▶ _Data for processing_
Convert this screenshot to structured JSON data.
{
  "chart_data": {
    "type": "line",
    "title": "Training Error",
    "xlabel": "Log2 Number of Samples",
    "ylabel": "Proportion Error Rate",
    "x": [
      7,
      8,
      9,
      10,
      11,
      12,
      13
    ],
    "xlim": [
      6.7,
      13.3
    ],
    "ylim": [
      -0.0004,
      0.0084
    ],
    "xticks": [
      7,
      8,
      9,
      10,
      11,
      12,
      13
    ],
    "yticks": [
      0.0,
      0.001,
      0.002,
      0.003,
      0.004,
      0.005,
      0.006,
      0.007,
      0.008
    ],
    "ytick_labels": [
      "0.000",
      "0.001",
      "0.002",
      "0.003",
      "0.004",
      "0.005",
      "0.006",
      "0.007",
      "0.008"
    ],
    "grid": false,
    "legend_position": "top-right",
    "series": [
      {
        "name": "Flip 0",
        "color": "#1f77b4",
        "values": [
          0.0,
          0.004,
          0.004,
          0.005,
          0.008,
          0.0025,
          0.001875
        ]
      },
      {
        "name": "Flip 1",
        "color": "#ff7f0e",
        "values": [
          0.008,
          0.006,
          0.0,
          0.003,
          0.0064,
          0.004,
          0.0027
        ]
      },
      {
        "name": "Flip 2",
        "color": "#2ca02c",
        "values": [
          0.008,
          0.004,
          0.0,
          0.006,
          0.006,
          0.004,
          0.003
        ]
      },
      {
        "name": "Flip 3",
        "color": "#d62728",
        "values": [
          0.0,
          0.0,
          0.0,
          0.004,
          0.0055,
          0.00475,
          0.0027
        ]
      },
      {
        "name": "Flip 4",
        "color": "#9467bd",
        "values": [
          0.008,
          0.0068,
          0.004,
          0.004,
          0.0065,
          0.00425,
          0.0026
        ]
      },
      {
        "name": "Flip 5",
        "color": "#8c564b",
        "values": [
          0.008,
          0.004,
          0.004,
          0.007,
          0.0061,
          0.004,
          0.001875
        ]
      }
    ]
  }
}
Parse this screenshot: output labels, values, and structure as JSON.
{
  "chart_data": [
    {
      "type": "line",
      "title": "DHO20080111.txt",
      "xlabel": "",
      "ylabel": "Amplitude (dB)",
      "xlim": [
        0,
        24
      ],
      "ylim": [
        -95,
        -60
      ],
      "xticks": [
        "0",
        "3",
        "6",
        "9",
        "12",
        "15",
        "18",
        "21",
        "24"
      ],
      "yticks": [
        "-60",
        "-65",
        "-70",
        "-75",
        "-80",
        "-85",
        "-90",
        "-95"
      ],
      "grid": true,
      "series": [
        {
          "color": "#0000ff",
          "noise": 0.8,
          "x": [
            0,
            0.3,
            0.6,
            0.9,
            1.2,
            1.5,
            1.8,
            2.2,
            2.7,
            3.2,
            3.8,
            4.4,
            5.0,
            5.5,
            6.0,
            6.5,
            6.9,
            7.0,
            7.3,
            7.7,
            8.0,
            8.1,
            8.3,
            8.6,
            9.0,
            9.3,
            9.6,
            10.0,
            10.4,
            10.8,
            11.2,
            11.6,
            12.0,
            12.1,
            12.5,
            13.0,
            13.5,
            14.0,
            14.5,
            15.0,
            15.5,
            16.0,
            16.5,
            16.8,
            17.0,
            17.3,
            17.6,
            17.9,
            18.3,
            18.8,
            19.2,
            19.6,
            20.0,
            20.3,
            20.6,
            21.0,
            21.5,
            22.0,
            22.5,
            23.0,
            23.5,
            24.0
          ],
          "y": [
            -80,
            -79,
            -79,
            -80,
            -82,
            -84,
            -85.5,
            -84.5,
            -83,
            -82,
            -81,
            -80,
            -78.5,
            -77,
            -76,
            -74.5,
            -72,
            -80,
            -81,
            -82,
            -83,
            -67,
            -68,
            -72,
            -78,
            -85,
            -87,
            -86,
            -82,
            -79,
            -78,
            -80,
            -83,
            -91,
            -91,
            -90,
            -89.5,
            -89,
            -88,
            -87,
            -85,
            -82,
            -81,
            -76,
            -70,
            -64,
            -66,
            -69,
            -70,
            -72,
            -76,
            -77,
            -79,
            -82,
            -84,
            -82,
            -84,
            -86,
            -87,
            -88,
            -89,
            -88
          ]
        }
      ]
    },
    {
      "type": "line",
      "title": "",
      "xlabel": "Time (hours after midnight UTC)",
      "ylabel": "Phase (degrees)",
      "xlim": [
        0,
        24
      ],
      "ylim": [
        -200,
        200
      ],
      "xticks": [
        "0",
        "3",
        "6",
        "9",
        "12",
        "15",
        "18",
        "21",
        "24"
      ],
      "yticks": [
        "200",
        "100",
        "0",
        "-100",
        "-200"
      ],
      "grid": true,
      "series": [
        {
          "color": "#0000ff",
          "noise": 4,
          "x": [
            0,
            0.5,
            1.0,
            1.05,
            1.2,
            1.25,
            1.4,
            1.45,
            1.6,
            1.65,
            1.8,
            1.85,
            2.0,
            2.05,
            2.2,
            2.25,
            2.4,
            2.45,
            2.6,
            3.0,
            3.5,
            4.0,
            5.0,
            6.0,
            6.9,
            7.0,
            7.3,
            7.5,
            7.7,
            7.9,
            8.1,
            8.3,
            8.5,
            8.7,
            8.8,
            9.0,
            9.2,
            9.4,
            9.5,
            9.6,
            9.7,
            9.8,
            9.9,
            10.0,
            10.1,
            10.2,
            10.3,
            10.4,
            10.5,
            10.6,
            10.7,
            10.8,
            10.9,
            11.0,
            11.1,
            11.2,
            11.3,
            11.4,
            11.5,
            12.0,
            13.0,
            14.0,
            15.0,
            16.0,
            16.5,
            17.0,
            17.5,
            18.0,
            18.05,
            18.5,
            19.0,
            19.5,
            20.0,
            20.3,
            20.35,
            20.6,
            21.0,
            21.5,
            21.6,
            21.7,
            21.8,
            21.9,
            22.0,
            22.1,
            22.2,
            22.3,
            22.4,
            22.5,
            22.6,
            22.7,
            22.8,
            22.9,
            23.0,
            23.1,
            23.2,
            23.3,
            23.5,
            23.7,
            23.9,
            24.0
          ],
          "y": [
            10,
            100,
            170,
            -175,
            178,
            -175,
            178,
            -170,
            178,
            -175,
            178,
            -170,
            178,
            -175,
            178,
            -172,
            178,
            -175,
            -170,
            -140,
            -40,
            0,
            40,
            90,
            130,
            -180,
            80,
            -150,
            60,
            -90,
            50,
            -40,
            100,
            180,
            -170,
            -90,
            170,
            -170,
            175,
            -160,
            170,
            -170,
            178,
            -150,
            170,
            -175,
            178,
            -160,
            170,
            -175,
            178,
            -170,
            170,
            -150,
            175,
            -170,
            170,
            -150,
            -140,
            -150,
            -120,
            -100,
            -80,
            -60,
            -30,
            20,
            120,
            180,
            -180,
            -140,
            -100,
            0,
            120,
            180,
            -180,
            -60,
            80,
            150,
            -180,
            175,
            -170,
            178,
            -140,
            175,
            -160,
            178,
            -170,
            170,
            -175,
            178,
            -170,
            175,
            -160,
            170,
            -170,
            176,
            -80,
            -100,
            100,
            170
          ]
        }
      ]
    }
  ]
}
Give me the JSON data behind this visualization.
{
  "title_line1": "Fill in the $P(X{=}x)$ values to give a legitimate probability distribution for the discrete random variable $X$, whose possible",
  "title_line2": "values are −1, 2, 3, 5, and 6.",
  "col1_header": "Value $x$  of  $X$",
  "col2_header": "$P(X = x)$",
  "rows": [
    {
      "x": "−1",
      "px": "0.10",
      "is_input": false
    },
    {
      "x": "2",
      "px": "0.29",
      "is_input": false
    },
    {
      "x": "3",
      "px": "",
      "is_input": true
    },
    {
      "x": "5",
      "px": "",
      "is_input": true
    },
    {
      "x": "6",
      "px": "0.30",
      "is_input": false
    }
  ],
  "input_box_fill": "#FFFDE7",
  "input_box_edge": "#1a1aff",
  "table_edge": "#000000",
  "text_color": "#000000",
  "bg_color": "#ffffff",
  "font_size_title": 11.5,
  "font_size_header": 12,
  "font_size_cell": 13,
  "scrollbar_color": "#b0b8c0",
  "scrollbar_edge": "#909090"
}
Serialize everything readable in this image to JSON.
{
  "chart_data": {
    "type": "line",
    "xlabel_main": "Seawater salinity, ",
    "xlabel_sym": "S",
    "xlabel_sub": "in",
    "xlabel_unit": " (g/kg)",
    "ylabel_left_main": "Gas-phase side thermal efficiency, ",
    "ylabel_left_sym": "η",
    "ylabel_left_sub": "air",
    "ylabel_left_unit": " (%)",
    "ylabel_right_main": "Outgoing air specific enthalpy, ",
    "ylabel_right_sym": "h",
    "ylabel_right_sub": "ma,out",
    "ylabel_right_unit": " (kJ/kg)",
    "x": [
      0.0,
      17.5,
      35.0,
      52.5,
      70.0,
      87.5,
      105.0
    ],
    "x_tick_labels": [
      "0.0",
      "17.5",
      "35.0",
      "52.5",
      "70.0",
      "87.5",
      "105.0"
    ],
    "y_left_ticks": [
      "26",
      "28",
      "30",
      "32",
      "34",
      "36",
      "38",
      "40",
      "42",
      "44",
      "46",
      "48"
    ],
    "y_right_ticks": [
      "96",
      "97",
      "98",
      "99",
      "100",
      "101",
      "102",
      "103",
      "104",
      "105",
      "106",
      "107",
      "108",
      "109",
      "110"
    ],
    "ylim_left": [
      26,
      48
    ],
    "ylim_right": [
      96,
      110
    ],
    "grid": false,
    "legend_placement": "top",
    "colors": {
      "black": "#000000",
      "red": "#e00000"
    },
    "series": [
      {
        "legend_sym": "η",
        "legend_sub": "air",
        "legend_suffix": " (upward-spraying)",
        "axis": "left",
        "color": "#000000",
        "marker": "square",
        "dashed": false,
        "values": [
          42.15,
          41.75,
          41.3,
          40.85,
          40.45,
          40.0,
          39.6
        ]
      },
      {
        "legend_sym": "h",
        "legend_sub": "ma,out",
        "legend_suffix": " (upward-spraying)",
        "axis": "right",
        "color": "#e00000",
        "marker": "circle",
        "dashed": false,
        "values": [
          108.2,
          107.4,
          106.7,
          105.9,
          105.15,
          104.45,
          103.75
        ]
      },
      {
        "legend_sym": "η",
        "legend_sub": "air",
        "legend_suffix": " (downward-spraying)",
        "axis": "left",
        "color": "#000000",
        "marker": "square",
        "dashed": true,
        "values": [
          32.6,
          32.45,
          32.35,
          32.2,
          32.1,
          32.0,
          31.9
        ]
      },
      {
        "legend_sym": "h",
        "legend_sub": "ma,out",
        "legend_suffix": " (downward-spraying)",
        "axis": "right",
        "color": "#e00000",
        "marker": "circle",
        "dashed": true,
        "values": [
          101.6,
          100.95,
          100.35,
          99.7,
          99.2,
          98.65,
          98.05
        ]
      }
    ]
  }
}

▶ _Set task_
State the count of lines in the data holding the word "name", adding nothing to it.

▶ _Result for this task_
6